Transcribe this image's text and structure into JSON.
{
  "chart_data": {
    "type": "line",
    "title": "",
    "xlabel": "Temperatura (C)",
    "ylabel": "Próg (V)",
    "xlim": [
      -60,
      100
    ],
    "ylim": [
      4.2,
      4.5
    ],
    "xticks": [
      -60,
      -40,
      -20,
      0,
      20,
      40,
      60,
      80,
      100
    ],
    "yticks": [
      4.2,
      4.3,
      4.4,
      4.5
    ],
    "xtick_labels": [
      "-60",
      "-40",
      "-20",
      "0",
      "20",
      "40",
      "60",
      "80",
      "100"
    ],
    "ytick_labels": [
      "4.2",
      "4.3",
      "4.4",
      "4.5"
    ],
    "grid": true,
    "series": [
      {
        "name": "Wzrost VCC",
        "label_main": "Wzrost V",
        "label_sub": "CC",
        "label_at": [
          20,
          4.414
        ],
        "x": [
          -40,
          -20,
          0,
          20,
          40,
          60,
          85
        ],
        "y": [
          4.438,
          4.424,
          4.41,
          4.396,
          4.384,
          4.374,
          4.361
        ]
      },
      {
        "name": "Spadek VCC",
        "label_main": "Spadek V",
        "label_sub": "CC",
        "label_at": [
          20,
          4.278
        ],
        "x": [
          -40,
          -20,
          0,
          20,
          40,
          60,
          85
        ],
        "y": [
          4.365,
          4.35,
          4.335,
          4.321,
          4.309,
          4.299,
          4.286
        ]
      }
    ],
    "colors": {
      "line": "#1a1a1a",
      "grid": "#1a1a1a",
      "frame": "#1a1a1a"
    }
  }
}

Problem to work on:
Exactly as written above, please repeat the entries.

Task result:
Transcribe this image's text and structure into JSON.
{
  "chart_data": {
    "type": "line",
    "title": "",
    "xlabel": "Temperatura (C)",
    "ylabel": "Próg (V)",
    "xlim": [
      -60,
      100
    ],
    "ylim": [
      4.2,
      4.5
    ],
    "xticks": [
      -60,
      -40,
      -20,
      0,
      20,
      40,
      60,
      80,
      100
    ],
    "yticks": [
      4.2,
      4.3,
      4.4,
      4.5
    ],
    "xtick_labels": [
      "-60",
      "-40",
      "-20",
      "0",
      "20",
      "40",
      "60",
      "80",
      "100"
    ],
    "ytick_labels": [
      "4.2",
      "4.3",
      "4.4",
      "4.5"
    ],
    "grid": true,
    "series": [
      {
        "name": "Wzrost VCC",
        "label_main": "Wzrost V",
        "label_sub": "CC",
        "label_at": [
          20,
          4.414
        ],
        "x": [
          -40,
          -20,
          0,
          20,
          40,
          60,
          85
        ],
        "y": [
          4.438,
          4.424,
          4.41,
          4.396,
          4.384,
          4.374,
          4.361
        ]
      },
      {
        "name": "Spadek VCC",
        "label_main": "Spadek V",
        "label_sub": "CC",
        "label_at": [
          20,
          4.278
        ],
        "x": [
          -40,
          -20,
          0,
          20,
          40,
          60,
          85
        ],
        "y": [
          4.365,
          4.35,
          4.335,
          4.321,
          4.309,
          4.299,
          4.286
        ]
      }
    ],
    "colors": {
      "line": "#1a1a1a",
      "grid": "#1a1a1a",
      "frame": "#1a1a1a"
    }
  }
}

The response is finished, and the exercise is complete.